SET PROBLEM: Return all of the entries exactly as written.

Dataset items
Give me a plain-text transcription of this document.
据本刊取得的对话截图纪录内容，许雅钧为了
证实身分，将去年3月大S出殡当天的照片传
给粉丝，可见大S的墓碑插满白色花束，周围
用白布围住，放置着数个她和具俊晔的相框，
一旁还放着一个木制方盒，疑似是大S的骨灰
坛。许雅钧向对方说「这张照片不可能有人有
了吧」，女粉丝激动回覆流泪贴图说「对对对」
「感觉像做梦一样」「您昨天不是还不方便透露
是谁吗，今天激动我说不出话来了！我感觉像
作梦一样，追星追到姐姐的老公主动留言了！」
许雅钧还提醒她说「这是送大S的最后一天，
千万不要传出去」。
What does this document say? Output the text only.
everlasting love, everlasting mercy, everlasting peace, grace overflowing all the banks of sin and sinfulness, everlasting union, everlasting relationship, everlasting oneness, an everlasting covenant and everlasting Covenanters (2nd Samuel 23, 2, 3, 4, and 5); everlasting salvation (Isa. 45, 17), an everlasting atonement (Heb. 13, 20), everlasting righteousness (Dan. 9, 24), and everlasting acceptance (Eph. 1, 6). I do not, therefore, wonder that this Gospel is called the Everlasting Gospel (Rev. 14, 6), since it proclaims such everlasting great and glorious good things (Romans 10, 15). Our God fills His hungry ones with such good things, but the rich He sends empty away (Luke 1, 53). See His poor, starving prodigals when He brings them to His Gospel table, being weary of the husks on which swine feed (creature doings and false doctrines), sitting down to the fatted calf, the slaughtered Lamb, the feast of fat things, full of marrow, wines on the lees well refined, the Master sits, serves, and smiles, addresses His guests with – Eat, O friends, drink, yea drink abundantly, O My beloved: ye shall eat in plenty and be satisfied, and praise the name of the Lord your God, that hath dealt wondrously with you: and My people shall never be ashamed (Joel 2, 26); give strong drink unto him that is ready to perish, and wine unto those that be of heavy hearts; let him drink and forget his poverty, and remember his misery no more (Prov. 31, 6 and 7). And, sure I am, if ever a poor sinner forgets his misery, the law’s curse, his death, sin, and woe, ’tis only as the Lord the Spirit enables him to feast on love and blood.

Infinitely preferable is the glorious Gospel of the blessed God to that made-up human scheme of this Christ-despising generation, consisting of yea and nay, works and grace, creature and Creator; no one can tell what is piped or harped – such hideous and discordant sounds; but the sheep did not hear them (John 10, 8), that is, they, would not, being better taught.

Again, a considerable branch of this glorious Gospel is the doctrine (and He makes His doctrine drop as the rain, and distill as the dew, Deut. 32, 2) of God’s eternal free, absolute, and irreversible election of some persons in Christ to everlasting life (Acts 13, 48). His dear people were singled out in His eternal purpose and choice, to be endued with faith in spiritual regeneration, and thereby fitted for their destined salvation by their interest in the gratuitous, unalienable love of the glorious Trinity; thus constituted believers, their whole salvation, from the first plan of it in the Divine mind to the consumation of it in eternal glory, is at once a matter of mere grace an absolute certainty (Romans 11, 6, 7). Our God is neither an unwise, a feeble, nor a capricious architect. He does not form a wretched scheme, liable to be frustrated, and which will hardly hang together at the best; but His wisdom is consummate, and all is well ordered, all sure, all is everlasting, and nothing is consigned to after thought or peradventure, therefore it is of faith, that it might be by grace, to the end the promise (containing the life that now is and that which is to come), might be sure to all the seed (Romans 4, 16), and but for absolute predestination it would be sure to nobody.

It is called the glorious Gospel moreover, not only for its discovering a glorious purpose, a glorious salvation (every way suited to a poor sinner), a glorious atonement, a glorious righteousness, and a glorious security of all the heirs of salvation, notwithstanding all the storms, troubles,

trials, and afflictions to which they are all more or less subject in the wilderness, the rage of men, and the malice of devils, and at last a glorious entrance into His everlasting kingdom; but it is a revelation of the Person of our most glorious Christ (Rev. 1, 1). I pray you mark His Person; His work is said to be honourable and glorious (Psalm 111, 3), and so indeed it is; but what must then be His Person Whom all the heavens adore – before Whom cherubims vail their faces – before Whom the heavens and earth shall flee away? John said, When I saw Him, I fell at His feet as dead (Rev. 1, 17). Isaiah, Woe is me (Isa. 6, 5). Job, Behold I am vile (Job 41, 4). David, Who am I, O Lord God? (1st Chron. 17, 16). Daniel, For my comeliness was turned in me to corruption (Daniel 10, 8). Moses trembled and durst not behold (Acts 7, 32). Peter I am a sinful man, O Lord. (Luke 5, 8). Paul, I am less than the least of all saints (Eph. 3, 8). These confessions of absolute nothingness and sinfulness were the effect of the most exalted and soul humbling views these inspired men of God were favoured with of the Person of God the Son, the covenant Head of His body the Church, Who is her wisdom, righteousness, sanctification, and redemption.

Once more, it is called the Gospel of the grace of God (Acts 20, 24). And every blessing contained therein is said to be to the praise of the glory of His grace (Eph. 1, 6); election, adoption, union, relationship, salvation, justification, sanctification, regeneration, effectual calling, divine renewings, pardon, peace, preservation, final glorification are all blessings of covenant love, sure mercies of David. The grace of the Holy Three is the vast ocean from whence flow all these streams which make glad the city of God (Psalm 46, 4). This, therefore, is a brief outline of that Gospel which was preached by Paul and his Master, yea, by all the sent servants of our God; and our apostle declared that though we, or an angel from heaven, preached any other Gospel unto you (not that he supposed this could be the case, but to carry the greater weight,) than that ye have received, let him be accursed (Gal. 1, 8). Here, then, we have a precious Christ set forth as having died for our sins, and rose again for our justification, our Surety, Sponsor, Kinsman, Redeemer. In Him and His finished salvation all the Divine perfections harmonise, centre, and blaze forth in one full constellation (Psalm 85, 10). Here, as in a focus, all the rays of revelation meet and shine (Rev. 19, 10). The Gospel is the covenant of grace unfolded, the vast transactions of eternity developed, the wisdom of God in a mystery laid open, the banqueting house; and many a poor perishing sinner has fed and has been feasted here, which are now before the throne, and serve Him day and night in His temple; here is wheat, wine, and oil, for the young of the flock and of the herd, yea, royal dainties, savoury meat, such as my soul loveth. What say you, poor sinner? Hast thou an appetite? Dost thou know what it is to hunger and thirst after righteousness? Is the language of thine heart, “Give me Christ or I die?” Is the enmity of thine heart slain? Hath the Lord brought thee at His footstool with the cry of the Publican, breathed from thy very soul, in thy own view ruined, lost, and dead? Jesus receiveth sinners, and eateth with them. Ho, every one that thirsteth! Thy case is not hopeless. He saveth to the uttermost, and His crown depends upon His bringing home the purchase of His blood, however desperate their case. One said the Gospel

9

FINAL RESULT:
Give me a plain-text transcription of this document.
据本刊取得的对话截图纪录内容，许雅钧为了
证实身分，将去年3月大S出殡当天的照片传
给粉丝，可见大S的墓碑插满白色花束，周围
用白布围住，放置着数个她和具俊晔的相框，
一旁还放着一个木制方盒，疑似是大S的骨灰
坛。许雅钧向对方说「这张照片不可能有人有
了吧」，女粉丝激动回覆流泪贴图说「对对对」
「感觉像做梦一样」「您昨天不是还不方便透露
是谁吗，今天激动我说不出话来了！我感觉像
作梦一样，追星追到姐姐的老公主动留言了！」
许雅钧还提醒她说「这是送大S的最后一天，
千万不要传出去」。
What does this document say? Output the text only.
everlasting love, everlasting mercy, everlasting peace, grace overflowing all the banks of sin and sinfulness, everlasting union, everlasting relationship, everlasting oneness, an everlasting covenant and everlasting Covenanters (2nd Samuel 23, 2, 3, 4, and 5); everlasting salvation (Isa. 45, 17), an everlasting atonement (Heb. 13, 20), everlasting righteousness (Dan. 9, 24), and everlasting acceptance (Eph. 1, 6). I do not, therefore, wonder that this Gospel is called the Everlasting Gospel (Rev. 14, 6), since it proclaims such everlasting great and glorious good things (Romans 10, 15). Our God fills His hungry ones with such good things, but the rich He sends empty away (Luke 1, 53). See His poor, starving prodigals when He brings them to His Gospel table, being weary of the husks on which swine feed (creature doings and false doctrines), sitting down to the fatted calf, the slaughtered Lamb, the feast of fat things, full of marrow, wines on the lees well refined, the Master sits, serves, and smiles, addresses His guests with – Eat, O friends, drink, yea drink abundantly, O My beloved: ye shall eat in plenty and be satisfied, and praise the name of the Lord your God, that hath dealt wondrously with you: and My people shall never be ashamed (Joel 2, 26); give strong drink unto him that is ready to perish, and wine unto those that be of heavy hearts; let him drink and forget his poverty, and remember his misery no more (Prov. 31, 6 and 7). And, sure I am, if ever a poor sinner forgets his misery, the law’s curse, his death, sin, and woe, ’tis only as the Lord the Spirit enables him to feast on love and blood.

Infinitely preferable is the glorious Gospel of the blessed God to that made-up human scheme of this Christ-despising generation, consisting of yea and nay, works and grace, creature and Creator; no one can tell what is piped or harped – such hideous and discordant sounds; but the sheep did not hear them (John 10, 8), that is, they, would not, being better taught.

Again, a considerable branch of this glorious Gospel is the doctrine (and He makes His doctrine drop as the rain, and distill as the dew, Deut. 32, 2) of God’s eternal free, absolute, and irreversible election of some persons in Christ to everlasting life (Acts 13, 48). His dear people were singled out in His eternal purpose and choice, to be endued with faith in spiritual regeneration, and thereby fitted for their destined salvation by their interest in the gratuitous, unalienable love of the glorious Trinity; thus constituted believers, their whole salvation, from the first plan of it in the Divine mind to the consumation of it in eternal glory, is at once a matter of mere grace an absolute certainty (Romans 11, 6, 7). Our God is neither an unwise, a feeble, nor a capricious architect. He does not form a wretched scheme, liable to be frustrated, and which will hardly hang together at the best; but His wisdom is consummate, and all is well ordered, all sure, all is everlasting, and nothing is consigned to after thought or peradventure, therefore it is of faith, that it might be by grace, to the end the promise (containing the life that now is and that which is to come), might be sure to all the seed (Romans 4, 16), and but for absolute predestination it would be sure to nobody.

It is called the glorious Gospel moreover, not only for its discovering a glorious purpose, a glorious salvation (every way suited to a poor sinner), a glorious atonement, a glorious righteousness, and a glorious security of all the heirs of salvation, notwithstanding all the storms, troubles,

trials, and afflictions to which they are all more or less subject in the wilderness, the rage of men, and the malice of devils, and at last a glorious entrance into His everlasting kingdom; but it is a revelation of the Person of our most glorious Christ (Rev. 1, 1). I pray you mark His Person; His work is said to be honourable and glorious (Psalm 111, 3), and so indeed it is; but what must then be His Person Whom all the heavens adore – before Whom cherubims vail their faces – before Whom the heavens and earth shall flee away? John said, When I saw Him, I fell at His feet as dead (Rev. 1, 17). Isaiah, Woe is me (Isa. 6, 5). Job, Behold I am vile (Job 41, 4). David, Who am I, O Lord God? (1st Chron. 17, 16). Daniel, For my comeliness was turned in me to corruption (Daniel 10, 8). Moses trembled and durst not behold (Acts 7, 32). Peter I am a sinful man, O Lord. (Luke 5, 8). Paul, I am less than the least of all saints (Eph. 3, 8). These confessions of absolute nothingness and sinfulness were the effect of the most exalted and soul humbling views these inspired men of God were favoured with of the Person of God the Son, the covenant Head of His body the Church, Who is her wisdom, righteousness, sanctification, and redemption.

Once more, it is called the Gospel of the grace of God (Acts 20, 24). And every blessing contained therein is said to be to the praise of the glory of His grace (Eph. 1, 6); election, adoption, union, relationship, salvation, justification, sanctification, regeneration, effectual calling, divine renewings, pardon, peace, preservation, final glorification are all blessings of covenant love, sure mercies of David. The grace of the Holy Three is the vast ocean from whence flow all these streams which make glad the city of God (Psalm 46, 4). This, therefore, is a brief outline of that Gospel which was preached by Paul and his Master, yea, by all the sent servants of our God; and our apostle declared that though we, or an angel from heaven, preached any other Gospel unto you (not that he supposed this could be the case, but to carry the greater weight,) than that ye have received, let him be accursed (Gal. 1, 8). Here, then, we have a precious Christ set forth as having died for our sins, and rose again for our justification, our Surety, Sponsor, Kinsman, Redeemer. In Him and His finished salvation all the Divine perfections harmonise, centre, and blaze forth in one full constellation (Psalm 85, 10). Here, as in a focus, all the rays of revelation meet and shine (Rev. 19, 10). The Gospel is the covenant of grace unfolded, the vast transactions of eternity developed, the wisdom of God in a mystery laid open, the banqueting house; and many a poor perishing sinner has fed and has been feasted here, which are now before the throne, and serve Him day and night in His temple; here is wheat, wine, and oil, for the young of the flock and of the herd, yea, royal dainties, savoury meat, such as my soul loveth. What say you, poor sinner? Hast thou an appetite? Dost thou know what it is to hunger and thirst after righteousness? Is the language of thine heart, “Give me Christ or I die?” Is the enmity of thine heart slain? Hath the Lord brought thee at His footstool with the cry of the Publican, breathed from thy very soul, in thy own view ruined, lost, and dead? Jesus receiveth sinners, and eateth with them. Ho, every one that thirsteth! Thy case is not hopeless. He saveth to the uttermost, and His crown depends upon His bringing home the purchase of His blood, however desperate their case. One said the Gospel

9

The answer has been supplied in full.